WHAT TO DO – Please copy every line of the records below that holds the word "amen".

RECORDS SUPPLIED –
┄┄┄┄┄┄┄┄┄┄
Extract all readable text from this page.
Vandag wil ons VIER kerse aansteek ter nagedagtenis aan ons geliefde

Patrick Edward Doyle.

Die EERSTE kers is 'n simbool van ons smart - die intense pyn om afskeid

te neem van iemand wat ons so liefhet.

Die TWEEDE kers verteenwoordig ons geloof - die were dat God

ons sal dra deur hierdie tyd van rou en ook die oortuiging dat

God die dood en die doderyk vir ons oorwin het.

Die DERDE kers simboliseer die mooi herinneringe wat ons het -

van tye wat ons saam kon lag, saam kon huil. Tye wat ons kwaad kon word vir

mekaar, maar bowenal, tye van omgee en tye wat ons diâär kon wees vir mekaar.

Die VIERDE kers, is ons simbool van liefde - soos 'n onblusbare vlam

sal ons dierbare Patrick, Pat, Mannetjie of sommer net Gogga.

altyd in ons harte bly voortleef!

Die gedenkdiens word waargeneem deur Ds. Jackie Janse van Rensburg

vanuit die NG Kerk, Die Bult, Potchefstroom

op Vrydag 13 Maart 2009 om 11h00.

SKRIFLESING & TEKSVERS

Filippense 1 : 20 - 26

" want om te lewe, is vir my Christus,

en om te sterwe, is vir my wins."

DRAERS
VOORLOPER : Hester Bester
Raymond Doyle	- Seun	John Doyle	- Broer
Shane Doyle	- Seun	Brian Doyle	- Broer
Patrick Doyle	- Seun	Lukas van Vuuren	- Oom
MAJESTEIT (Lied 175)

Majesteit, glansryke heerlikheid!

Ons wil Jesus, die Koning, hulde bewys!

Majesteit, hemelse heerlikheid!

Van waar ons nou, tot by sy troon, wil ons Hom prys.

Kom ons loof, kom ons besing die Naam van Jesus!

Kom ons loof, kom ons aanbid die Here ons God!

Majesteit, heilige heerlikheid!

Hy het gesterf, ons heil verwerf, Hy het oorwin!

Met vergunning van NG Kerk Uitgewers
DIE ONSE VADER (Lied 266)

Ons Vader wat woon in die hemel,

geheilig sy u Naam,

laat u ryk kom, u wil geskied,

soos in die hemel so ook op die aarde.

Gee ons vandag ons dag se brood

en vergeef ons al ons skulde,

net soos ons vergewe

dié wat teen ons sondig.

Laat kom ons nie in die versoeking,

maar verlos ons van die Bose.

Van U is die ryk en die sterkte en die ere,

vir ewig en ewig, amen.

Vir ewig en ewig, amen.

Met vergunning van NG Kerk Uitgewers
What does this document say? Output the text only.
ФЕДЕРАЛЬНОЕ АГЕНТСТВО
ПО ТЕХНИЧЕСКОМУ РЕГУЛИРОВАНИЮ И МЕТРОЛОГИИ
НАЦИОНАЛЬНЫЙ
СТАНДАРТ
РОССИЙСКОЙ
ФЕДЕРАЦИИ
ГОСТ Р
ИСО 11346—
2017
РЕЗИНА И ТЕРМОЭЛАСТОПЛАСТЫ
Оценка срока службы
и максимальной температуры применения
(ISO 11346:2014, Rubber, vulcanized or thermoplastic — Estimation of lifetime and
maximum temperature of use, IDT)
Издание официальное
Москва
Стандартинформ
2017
┄┄┄┄┄┄┄┄┄┄
SOLUTION –
vir ewig en ewig, amen.
Vir ewig en ewig, amen.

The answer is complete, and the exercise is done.